■ **Source material**:
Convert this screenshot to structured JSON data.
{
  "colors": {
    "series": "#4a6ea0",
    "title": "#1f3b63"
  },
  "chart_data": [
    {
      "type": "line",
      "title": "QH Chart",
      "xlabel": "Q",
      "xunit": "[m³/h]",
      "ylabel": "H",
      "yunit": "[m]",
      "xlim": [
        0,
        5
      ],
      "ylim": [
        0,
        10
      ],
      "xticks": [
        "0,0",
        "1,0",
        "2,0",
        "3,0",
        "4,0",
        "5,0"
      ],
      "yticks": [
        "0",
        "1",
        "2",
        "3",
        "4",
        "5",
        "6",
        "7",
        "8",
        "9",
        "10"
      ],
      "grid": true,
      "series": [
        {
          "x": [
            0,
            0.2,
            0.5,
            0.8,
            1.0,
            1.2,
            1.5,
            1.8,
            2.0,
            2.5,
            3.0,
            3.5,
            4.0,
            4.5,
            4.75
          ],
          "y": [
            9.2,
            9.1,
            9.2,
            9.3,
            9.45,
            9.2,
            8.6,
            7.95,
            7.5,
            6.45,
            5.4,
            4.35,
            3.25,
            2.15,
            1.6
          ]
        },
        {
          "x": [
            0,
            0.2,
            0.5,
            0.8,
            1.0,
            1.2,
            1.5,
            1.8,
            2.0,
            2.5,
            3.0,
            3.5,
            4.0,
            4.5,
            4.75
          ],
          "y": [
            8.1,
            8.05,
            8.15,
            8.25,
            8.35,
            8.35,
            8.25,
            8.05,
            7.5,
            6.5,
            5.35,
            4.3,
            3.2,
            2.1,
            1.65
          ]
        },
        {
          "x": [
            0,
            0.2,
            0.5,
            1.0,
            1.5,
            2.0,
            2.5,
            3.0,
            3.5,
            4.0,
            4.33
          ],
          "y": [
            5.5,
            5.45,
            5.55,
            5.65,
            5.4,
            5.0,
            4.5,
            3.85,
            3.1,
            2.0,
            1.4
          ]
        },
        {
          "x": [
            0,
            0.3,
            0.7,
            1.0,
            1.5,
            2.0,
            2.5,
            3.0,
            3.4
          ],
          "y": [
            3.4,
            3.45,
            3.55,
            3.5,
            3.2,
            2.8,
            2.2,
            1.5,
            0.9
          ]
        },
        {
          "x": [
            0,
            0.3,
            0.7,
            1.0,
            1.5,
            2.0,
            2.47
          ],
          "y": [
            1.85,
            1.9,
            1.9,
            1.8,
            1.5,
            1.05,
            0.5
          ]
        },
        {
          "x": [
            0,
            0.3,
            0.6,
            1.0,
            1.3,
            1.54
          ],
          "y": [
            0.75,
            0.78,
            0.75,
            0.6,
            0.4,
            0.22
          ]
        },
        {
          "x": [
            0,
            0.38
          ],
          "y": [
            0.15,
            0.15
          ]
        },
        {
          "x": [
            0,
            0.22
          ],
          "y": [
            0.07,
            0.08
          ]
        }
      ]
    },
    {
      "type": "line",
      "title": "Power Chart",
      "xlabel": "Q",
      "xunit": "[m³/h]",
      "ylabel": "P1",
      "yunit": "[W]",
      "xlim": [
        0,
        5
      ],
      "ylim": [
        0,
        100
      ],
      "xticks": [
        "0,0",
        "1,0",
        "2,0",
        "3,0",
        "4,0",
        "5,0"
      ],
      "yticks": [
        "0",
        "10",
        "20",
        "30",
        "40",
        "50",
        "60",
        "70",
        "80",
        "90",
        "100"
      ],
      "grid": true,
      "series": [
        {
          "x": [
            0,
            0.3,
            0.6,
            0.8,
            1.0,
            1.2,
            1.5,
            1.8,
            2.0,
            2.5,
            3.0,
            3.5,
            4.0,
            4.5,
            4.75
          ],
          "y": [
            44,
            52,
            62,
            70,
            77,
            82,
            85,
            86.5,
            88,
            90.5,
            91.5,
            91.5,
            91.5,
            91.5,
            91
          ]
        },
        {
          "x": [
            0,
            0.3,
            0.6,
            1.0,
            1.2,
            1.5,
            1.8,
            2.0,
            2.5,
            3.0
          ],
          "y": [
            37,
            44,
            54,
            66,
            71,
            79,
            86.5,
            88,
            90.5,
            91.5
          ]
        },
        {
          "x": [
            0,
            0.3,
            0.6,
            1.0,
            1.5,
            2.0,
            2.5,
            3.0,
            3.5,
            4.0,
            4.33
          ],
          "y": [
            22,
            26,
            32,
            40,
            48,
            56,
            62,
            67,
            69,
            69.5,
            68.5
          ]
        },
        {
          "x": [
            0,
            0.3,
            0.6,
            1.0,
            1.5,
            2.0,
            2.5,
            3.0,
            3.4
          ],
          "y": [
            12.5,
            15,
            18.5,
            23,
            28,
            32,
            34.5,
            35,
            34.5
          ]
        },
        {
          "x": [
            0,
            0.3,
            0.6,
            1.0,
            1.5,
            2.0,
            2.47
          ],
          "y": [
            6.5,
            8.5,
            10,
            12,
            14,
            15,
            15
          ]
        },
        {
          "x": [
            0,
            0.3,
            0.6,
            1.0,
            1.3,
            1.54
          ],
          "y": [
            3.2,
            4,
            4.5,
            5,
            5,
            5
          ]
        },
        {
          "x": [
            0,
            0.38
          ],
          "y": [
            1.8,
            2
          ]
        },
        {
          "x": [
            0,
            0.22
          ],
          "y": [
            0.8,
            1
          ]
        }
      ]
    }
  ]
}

■ **Task**:
Nothing should be changed: write out all of the data as is.

■ **Exercise result**:
Convert this screenshot to structured JSON data.
{
  "colors": {
    "series": "#4a6ea0",
    "title": "#1f3b63"
  },
  "chart_data": [
    {
      "type": "line",
      "title": "QH Chart",
      "xlabel": "Q",
      "xunit": "[m³/h]",
      "ylabel": "H",
      "yunit": "[m]",
      "xlim": [
        0,
        5
      ],
      "ylim": [
        0,
        10
      ],
      "xticks": [
        "0,0",
        "1,0",
        "2,0",
        "3,0",
        "4,0",
        "5,0"
      ],
      "yticks": [
        "0",
        "1",
        "2",
        "3",
        "4",
        "5",
        "6",
        "7",
        "8",
        "9",
        "10"
      ],
      "grid": true,
      "series": [
        {
          "x": [
            0,
            0.2,
            0.5,
            0.8,
            1.0,
            1.2,
            1.5,
            1.8,
            2.0,
            2.5,
            3.0,
            3.5,
            4.0,
            4.5,
            4.75
          ],
          "y": [
            9.2,
            9.1,
            9.2,
            9.3,
            9.45,
            9.2,
            8.6,
            7.95,
            7.5,
            6.45,
            5.4,
            4.35,
            3.25,
            2.15,
            1.6
          ]
        },
        {
          "x": [
            0,
            0.2,
            0.5,
            0.8,
            1.0,
            1.2,
            1.5,
            1.8,
            2.0,
            2.5,
            3.0,
            3.5,
            4.0,
            4.5,
            4.75
          ],
          "y": [
            8.1,
            8.05,
            8.15,
            8.25,
            8.35,
            8.35,
            8.25,
            8.05,
            7.5,
            6.5,
            5.35,
            4.3,
            3.2,
            2.1,
            1.65
          ]
        },
        {
          "x": [
            0,
            0.2,
            0.5,
            1.0,
            1.5,
            2.0,
            2.5,
            3.0,
            3.5,
            4.0,
            4.33
          ],
          "y": [
            5.5,
            5.45,
            5.55,
            5.65,
            5.4,
            5.0,
            4.5,
            3.85,
            3.1,
            2.0,
            1.4
          ]
        },
        {
          "x": [
            0,
            0.3,
            0.7,
            1.0,
            1.5,
            2.0,
            2.5,
            3.0,
            3.4
          ],
          "y": [
            3.4,
            3.45,
            3.55,
            3.5,
            3.2,
            2.8,
            2.2,
            1.5,
            0.9
          ]
        },
        {
          "x": [
            0,
            0.3,
            0.7,
            1.0,
            1.5,
            2.0,
            2.47
          ],
          "y": [
            1.85,
            1.9,
            1.9,
            1.8,
            1.5,
            1.05,
            0.5
          ]
        },
        {
          "x": [
            0,
            0.3,
            0.6,
            1.0,
            1.3,
            1.54
          ],
          "y": [
            0.75,
            0.78,
            0.75,
            0.6,
            0.4,
            0.22
          ]
        },
        {
          "x": [
            0,
            0.38
          ],
          "y": [
            0.15,
            0.15
          ]
        },
        {
          "x": [
            0,
            0.22
          ],
          "y": [
            0.07,
            0.08
          ]
        }
      ]
    },
    {
      "type": "line",
      "title": "Power Chart",
      "xlabel": "Q",
      "xunit": "[m³/h]",
      "ylabel": "P1",
      "yunit": "[W]",
      "xlim": [
        0,
        5
      ],
      "ylim": [
        0,
        100
      ],
      "xticks": [
        "0,0",
        "1,0",
        "2,0",
        "3,0",
        "4,0",
        "5,0"
      ],
      "yticks": [
        "0",
        "10",
        "20",
        "30",
        "40",
        "50",
        "60",
        "70",
        "80",
        "90",
        "100"
      ],
      "grid": true,
      "series": [
        {
          "x": [
            0,
            0.3,
            0.6,
            0.8,
            1.0,
            1.2,
            1.5,
            1.8,
            2.0,
            2.5,
            3.0,
            3.5,
            4.0,
            4.5,
            4.75
          ],
          "y": [
            44,
            52,
            62,
            70,
            77,
            82,
            85,
            86.5,
            88,
            90.5,
            91.5,
            91.5,
            91.5,
            91.5,
            91
          ]
        },
        {
          "x": [
            0,
            0.3,
            0.6,
            1.0,
            1.2,
            1.5,
            1.8,
            2.0,
            2.5,
            3.0
          ],
          "y": [
            37,
            44,
            54,
            66,
            71,
            79,
            86.5,
            88,
            90.5,
            91.5
          ]
        },
        {
          "x": [
            0,
            0.3,
            0.6,
            1.0,
            1.5,
            2.0,
            2.5,
            3.0,
            3.5,
            4.0,
            4.33
          ],
          "y": [
            22,
            26,
            32,
            40,
            48,
            56,
            62,
            67,
            69,
            69.5,
            68.5
          ]
        },
        {
          "x": [
            0,
            0.3,
            0.6,
            1.0,
            1.5,
            2.0,
            2.5,
            3.0,
            3.4
          ],
          "y": [
            12.5,
            15,
            18.5,
            23,
            28,
            32,
            34.5,
            35,
            34.5
          ]
        },
        {
          "x": [
            0,
            0.3,
            0.6,
            1.0,
            1.5,
            2.0,
            2.47
          ],
          "y": [
            6.5,
            8.5,
            10,
            12,
            14,
            15,
            15
          ]
        },
        {
          "x": [
            0,
            0.3,
            0.6,
            1.0,
            1.3,
            1.54
          ],
          "y": [
            3.2,
            4,
            4.5,
            5,
            5,
            5
          ]
        },
        {
          "x": [
            0,
            0.38
          ],
          "y": [
            1.8,
            2
          ]
        },
        {
          "x": [
            0,
            0.22
          ],
          "y": [
            0.8,
            1
          ]
        }
      ]
    }
  ]
}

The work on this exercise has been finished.